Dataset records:
────────────────────

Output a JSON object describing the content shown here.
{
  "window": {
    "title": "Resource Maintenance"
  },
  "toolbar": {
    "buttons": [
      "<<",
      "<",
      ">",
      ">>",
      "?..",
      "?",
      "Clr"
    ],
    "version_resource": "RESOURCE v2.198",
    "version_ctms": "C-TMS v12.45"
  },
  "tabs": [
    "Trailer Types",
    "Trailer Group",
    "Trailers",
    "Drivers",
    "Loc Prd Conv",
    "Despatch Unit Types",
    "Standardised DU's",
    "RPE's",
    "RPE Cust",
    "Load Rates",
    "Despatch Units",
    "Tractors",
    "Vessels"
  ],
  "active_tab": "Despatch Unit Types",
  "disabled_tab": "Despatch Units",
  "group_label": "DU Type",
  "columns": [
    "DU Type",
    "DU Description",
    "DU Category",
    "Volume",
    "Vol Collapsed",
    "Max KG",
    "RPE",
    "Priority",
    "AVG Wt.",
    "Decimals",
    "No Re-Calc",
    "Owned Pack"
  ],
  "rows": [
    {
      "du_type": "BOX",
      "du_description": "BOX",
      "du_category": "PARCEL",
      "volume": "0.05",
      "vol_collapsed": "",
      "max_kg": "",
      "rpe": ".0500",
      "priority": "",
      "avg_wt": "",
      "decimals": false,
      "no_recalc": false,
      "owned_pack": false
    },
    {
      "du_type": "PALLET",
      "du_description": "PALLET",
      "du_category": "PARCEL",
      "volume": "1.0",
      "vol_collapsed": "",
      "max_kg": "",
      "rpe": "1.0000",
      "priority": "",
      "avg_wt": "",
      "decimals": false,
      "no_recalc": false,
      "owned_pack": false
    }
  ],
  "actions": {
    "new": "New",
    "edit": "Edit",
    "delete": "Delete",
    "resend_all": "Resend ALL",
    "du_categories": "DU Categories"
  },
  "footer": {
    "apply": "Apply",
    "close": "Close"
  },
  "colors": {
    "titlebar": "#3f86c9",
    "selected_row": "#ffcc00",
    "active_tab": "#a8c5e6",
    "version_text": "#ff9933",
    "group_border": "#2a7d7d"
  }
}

────────────────────

Required work> Identify each line in the entries with the word "Units" and copy it.

Output for this exercise>
    "Despatch Units",
  "disabled_tab": "Despatch Units",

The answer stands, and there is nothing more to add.